╭──
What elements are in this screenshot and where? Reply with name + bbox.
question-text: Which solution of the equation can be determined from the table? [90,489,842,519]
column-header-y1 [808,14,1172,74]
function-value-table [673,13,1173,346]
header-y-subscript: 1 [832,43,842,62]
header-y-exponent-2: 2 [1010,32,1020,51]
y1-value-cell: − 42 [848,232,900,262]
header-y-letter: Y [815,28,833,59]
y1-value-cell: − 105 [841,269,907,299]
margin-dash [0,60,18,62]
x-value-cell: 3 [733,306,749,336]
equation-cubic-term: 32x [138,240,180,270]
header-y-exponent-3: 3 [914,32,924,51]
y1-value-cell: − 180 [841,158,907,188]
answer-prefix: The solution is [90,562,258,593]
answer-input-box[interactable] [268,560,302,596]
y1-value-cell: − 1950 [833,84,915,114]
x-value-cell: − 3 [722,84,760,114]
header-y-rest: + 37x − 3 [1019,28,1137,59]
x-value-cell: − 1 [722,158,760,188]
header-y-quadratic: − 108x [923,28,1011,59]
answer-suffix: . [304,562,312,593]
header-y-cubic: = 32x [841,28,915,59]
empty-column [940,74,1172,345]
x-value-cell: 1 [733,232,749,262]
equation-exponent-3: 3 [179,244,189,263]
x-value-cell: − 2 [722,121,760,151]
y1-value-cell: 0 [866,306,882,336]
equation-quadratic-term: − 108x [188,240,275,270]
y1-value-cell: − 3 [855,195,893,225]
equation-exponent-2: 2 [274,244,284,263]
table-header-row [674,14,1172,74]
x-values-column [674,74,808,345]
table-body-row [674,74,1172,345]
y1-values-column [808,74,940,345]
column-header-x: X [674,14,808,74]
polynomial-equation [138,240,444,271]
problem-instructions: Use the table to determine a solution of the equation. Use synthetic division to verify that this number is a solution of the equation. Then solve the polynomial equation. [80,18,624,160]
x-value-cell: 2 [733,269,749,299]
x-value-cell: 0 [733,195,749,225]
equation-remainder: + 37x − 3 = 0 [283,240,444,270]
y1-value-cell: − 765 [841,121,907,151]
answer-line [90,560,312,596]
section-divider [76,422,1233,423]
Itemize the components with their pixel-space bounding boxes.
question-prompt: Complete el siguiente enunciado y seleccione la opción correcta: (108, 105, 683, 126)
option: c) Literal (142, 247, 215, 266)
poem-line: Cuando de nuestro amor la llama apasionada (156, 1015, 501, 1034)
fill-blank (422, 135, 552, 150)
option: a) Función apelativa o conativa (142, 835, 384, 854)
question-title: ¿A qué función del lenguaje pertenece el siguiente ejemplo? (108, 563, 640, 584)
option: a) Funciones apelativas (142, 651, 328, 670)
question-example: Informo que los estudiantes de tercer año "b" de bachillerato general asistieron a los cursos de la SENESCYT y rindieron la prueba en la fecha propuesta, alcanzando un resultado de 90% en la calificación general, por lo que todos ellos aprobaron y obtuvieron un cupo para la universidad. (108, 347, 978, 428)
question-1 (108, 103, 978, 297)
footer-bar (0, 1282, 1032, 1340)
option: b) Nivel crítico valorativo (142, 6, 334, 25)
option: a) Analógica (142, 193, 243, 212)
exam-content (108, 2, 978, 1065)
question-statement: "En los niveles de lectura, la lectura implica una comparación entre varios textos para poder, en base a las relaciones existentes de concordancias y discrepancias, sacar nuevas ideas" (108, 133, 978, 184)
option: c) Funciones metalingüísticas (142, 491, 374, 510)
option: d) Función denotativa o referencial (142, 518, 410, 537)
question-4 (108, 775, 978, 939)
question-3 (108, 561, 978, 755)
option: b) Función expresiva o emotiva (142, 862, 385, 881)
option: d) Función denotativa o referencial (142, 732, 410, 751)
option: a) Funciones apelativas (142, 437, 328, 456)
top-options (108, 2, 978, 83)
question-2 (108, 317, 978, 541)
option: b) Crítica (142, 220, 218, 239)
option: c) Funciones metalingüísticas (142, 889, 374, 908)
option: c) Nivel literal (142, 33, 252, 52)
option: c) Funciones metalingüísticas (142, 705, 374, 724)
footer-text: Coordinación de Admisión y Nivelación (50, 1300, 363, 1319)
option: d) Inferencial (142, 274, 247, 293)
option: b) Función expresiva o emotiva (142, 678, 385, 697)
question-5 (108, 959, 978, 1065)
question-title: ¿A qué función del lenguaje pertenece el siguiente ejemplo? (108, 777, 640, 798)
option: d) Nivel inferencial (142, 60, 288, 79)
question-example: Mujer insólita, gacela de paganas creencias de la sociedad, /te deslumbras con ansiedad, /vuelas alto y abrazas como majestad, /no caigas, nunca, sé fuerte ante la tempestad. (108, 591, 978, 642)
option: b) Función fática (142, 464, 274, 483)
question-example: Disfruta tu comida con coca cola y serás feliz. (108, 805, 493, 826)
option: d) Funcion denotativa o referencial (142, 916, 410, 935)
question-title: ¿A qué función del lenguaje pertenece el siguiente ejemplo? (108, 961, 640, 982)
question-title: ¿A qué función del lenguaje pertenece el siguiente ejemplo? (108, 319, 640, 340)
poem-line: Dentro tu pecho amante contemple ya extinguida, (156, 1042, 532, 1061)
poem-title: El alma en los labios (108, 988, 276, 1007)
╰──
* **WHAT IS EXPECTED**
Turn every line of the data above into a numbered list, skipping any blank lines.

* **EXPECTED OUTPUT**
1. What elements are in this screenshot and where? Reply with name + bbox.
2. question-text: Which solution of the equation can be determined from the table? [90,489,842,519]
3. column-header-y1 [808,14,1172,74]
4. function-value-table [673,13,1173,346]
5. header-y-subscript: 1 [832,43,842,62]
6. header-y-exponent-2: 2 [1010,32,1020,51]
7. y1-value-cell: − 42 [848,232,900,262]
8. header-y-letter: Y [815,28,833,59]
9. y1-value-cell: − 105 [841,269,907,299]
10. margin-dash [0,60,18,62]
11. x-value-cell: 3 [733,306,749,336]
12. equation-cubic-term: 32x [138,240,180,270]
13. header-y-exponent-3: 3 [914,32,924,51]
14. y1-value-cell: − 180 [841,158,907,188]
15. answer-prefix: The solution is [90,562,258,593]
16. answer-input-box[interactable] [268,560,302,596]
17. y1-value-cell: − 1950 [833,84,915,114]
18. x-value-cell: − 3 [722,84,760,114]
19. header-y-rest: + 37x − 3 [1019,28,1137,59]
20. x-value-cell: − 1 [722,158,760,188]
21. header-y-quadratic: − 108x [923,28,1011,59]
22. answer-suffix: . [304,562,312,593]
23. header-y-cubic: = 32x [841,28,915,59]
24. empty-column [940,74,1172,345]
25. x-value-cell: 1 [733,232,749,262]
26. equation-exponent-3: 3 [179,244,189,263]
27. x-value-cell: − 2 [722,121,760,151]
28. y1-value-cell: 0 [866,306,882,336]
29. equation-quadratic-term: − 108x [188,240,275,270]
30. y1-value-cell: − 3 [855,195,893,225]
31. equation-exponent-2: 2 [274,244,284,263]
32. table-header-row [674,14,1172,74]
33. x-values-column [674,74,808,345]
34. table-body-row [674,74,1172,345]
35. y1-values-column [808,74,940,345]
36. column-header-x: X [674,14,808,74]
37. polynomial-equation [138,240,444,271]
38. problem-instructions: Use the table to determine a solution of the equation. Use synthetic division to verify that this number is a solution of the equation. Then solve the polynomial equation. [80,18,624,160]
39. x-value-cell: 2 [733,269,749,299]
40. x-value-cell: 0 [733,195,749,225]
41. equation-remainder: + 37x − 3 = 0 [283,240,444,270]
42. y1-value-cell: − 765 [841,121,907,151]
43. answer-line [90,560,312,596]
44. section-divider [76,422,1233,423]
45. Itemize the components with their pixel-space bounding boxes.
46. question-prompt: Complete el siguiente enunciado y seleccione la opción correcta: (108, 105, 683, 126)
47. option: c) Literal (142, 247, 215, 266)
48. poem-line: Cuando de nuestro amor la llama apasionada (156, 1015, 501, 1034)
49. fill-blank (422, 135, 552, 150)
50. option: a) Función apelativa o conativa (142, 835, 384, 854)
51. question-title: ¿A qué función del lenguaje pertenece el siguiente ejemplo? (108, 563, 640, 584)
52. option: a) Funciones apelativas (142, 651, 328, 670)
53. question-example: Informo que los estudiantes de tercer año "b" de bachillerato general asistieron a los cursos de la SENESCYT y rindieron la prueba en la fecha propuesta, alcanzando un resultado de 90% en la calificación general, por lo que todos ellos aprobaron y obtuvieron un cupo para la universidad. (108, 347, 978, 428)
54. question-1 (108, 103, 978, 297)
55. footer-bar (0, 1282, 1032, 1340)
56. option: b) Nivel crítico valorativo (142, 6, 334, 25)
57. option: a) Analógica (142, 193, 243, 212)
58. exam-content (108, 2, 978, 1065)
59. question-statement: "En los niveles de lectura, la lectura implica una comparación entre varios textos para poder, en base a las relaciones existentes de concordancias y discrepancias, sacar nuevas ideas" (108, 133, 978, 184)
60. option: c) Funciones metalingüísticas (142, 491, 374, 510)
61. option: d) Función denotativa o referencial (142, 518, 410, 537)
62. question-4 (108, 775, 978, 939)
63. question-3 (108, 561, 978, 755)
64. option: b) Función expresiva o emotiva (142, 862, 385, 881)
65. option: d) Función denotativa o referencial (142, 732, 410, 751)
66. option: a) Funciones apelativas (142, 437, 328, 456)
67. top-options (108, 2, 978, 83)
68. question-2 (108, 317, 978, 541)
69. option: b) Crítica (142, 220, 218, 239)
70. option: c) Funciones metalingüísticas (142, 889, 374, 908)
71. option: c) Nivel literal (142, 33, 252, 52)
72. option: c) Funciones metalingüísticas (142, 705, 374, 724)
73. footer-text: Coordinación de Admisión y Nivelación (50, 1300, 363, 1319)
74. option: d) Inferencial (142, 274, 247, 293)
75. option: b) Función expresiva o emotiva (142, 678, 385, 697)
76. question-5 (108, 959, 978, 1065)
77. question-title: ¿A qué función del lenguaje pertenece el siguiente ejemplo? (108, 777, 640, 798)
78. option: d) Nivel inferencial (142, 60, 288, 79)
79. question-example: Mujer insólita, gacela de paganas creencias de la sociedad, /te deslumbras con ansiedad, /vuelas alto y abrazas como majestad, /no caigas, nunca, sé fuerte ante la tempestad. (108, 591, 978, 642)
80. option: b) Función fática (142, 464, 274, 483)
81. question-example: Disfruta tu comida con coca cola y serás feliz. (108, 805, 493, 826)
82. option: d) Funcion denotativa o referencial (142, 916, 410, 935)
83. question-title: ¿A qué función del lenguaje pertenece el siguiente ejemplo? (108, 961, 640, 982)
84. question-title: ¿A qué función del lenguaje pertenece el siguiente ejemplo? (108, 319, 640, 340)
85. poem-line: Dentro tu pecho amante contemple ya extinguida, (156, 1042, 532, 1061)
86. poem-title: El alma en los labios (108, 988, 276, 1007)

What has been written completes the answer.